[Bounding box records]
* * *
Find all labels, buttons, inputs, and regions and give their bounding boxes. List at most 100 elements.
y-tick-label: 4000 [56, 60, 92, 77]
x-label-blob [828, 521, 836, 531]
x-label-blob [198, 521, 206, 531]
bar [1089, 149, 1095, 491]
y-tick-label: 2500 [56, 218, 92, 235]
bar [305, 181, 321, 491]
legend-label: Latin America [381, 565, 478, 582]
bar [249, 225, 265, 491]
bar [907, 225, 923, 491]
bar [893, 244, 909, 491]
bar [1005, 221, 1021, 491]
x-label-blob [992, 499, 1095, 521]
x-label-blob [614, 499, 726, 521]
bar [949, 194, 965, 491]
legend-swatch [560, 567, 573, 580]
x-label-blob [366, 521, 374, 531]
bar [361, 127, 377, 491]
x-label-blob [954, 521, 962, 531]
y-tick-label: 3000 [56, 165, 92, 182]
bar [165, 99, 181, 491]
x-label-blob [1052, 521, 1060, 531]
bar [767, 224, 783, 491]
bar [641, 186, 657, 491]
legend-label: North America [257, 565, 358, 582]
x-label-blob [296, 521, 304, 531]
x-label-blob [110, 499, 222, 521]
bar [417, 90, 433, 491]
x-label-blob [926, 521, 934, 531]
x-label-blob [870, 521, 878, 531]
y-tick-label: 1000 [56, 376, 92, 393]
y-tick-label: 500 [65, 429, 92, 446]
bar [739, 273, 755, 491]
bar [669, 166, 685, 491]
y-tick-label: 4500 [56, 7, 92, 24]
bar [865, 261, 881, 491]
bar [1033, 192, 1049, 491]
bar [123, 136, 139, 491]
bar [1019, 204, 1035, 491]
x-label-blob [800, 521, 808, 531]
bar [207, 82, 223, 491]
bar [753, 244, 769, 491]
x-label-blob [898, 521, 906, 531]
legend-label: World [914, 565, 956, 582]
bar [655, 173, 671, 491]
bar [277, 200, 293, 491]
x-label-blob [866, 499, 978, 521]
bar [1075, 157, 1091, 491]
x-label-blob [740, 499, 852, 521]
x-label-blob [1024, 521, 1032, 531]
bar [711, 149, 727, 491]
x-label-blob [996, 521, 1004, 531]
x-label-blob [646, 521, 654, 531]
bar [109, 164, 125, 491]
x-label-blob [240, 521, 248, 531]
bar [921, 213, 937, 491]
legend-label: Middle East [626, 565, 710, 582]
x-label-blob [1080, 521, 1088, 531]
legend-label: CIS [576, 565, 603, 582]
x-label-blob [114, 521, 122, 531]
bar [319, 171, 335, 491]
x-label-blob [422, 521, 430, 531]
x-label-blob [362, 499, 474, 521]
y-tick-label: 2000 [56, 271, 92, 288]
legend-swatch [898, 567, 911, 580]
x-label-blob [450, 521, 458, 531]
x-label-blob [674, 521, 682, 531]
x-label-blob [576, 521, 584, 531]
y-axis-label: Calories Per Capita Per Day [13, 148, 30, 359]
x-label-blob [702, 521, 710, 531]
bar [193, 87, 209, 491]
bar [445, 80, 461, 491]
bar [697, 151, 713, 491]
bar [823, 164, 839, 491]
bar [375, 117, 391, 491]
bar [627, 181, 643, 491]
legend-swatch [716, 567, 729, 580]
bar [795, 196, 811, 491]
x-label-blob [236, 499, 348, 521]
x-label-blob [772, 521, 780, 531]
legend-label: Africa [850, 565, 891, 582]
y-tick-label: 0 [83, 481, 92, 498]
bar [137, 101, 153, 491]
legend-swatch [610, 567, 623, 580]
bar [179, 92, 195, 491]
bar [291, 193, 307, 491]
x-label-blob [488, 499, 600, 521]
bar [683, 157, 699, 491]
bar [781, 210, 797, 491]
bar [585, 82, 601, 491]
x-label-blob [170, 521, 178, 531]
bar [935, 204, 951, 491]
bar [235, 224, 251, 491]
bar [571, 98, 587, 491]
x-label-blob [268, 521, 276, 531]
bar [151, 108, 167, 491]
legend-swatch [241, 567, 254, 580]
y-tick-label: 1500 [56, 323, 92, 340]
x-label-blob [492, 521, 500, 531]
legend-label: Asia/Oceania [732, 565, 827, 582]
* * *
- Given instruction
Rewrite all the records above, changing each "x-label-blob" to "x-tick-label" and leaving everything else untouched.

- Worked solution
Find all labels, buttons, inputs, and regions and give their bounding boxes. List at most 100 elements.
y-tick-label: 4000 [56, 60, 92, 77]
x-tick-label [828, 521, 836, 531]
x-tick-label [198, 521, 206, 531]
bar [1089, 149, 1095, 491]
y-tick-label: 2500 [56, 218, 92, 235]
bar [305, 181, 321, 491]
legend-label: Latin America [381, 565, 478, 582]
bar [249, 225, 265, 491]
bar [907, 225, 923, 491]
bar [893, 244, 909, 491]
bar [1005, 221, 1021, 491]
x-tick-label [992, 499, 1095, 521]
x-tick-label [614, 499, 726, 521]
bar [949, 194, 965, 491]
legend-swatch [560, 567, 573, 580]
x-tick-label [366, 521, 374, 531]
bar [361, 127, 377, 491]
x-tick-label [954, 521, 962, 531]
y-tick-label: 3000 [56, 165, 92, 182]
bar [165, 99, 181, 491]
x-tick-label [1052, 521, 1060, 531]
bar [767, 224, 783, 491]
bar [641, 186, 657, 491]
legend-label: North America [257, 565, 358, 582]
x-tick-label [296, 521, 304, 531]
x-tick-label [110, 499, 222, 521]
bar [417, 90, 433, 491]
x-tick-label [926, 521, 934, 531]
x-tick-label [870, 521, 878, 531]
y-tick-label: 1000 [56, 376, 92, 393]
y-tick-label: 500 [65, 429, 92, 446]
bar [739, 273, 755, 491]
bar [669, 166, 685, 491]
y-tick-label: 4500 [56, 7, 92, 24]
bar [865, 261, 881, 491]
bar [1033, 192, 1049, 491]
bar [123, 136, 139, 491]
bar [1019, 204, 1035, 491]
x-tick-label [800, 521, 808, 531]
bar [207, 82, 223, 491]
bar [753, 244, 769, 491]
x-tick-label [898, 521, 906, 531]
legend-label: World [914, 565, 956, 582]
bar [655, 173, 671, 491]
bar [277, 200, 293, 491]
x-tick-label [866, 499, 978, 521]
bar [1075, 157, 1091, 491]
x-tick-label [740, 499, 852, 521]
x-tick-label [1024, 521, 1032, 531]
bar [711, 149, 727, 491]
x-tick-label [996, 521, 1004, 531]
x-tick-label [646, 521, 654, 531]
bar [109, 164, 125, 491]
x-tick-label [240, 521, 248, 531]
bar [921, 213, 937, 491]
legend-label: Middle East [626, 565, 710, 582]
x-tick-label [1080, 521, 1088, 531]
legend-label: CIS [576, 565, 603, 582]
x-tick-label [114, 521, 122, 531]
bar [319, 171, 335, 491]
x-tick-label [422, 521, 430, 531]
x-tick-label [362, 499, 474, 521]
y-tick-label: 2000 [56, 271, 92, 288]
legend-swatch [898, 567, 911, 580]
x-tick-label [450, 521, 458, 531]
x-tick-label [674, 521, 682, 531]
x-tick-label [576, 521, 584, 531]
y-axis-label: Calories Per Capita Per Day [13, 148, 30, 359]
x-tick-label [702, 521, 710, 531]
bar [193, 87, 209, 491]
bar [445, 80, 461, 491]
bar [697, 151, 713, 491]
bar [823, 164, 839, 491]
bar [375, 117, 391, 491]
bar [627, 181, 643, 491]
legend-swatch [716, 567, 729, 580]
bar [795, 196, 811, 491]
x-tick-label [236, 499, 348, 521]
x-tick-label [772, 521, 780, 531]
legend-label: Africa [850, 565, 891, 582]
y-tick-label: 0 [83, 481, 92, 498]
bar [137, 101, 153, 491]
legend-swatch [610, 567, 623, 580]
bar [179, 92, 195, 491]
bar [291, 193, 307, 491]
x-tick-label [488, 499, 600, 521]
bar [683, 157, 699, 491]
bar [781, 210, 797, 491]
bar [585, 82, 601, 491]
x-tick-label [170, 521, 178, 531]
bar [935, 204, 951, 491]
bar [235, 224, 251, 491]
bar [571, 98, 587, 491]
x-tick-label [268, 521, 276, 531]
bar [151, 108, 167, 491]
legend-swatch [241, 567, 254, 580]
y-tick-label: 1500 [56, 323, 92, 340]
x-tick-label [492, 521, 500, 531]
legend-label: Asia/Oceania [732, 565, 827, 582]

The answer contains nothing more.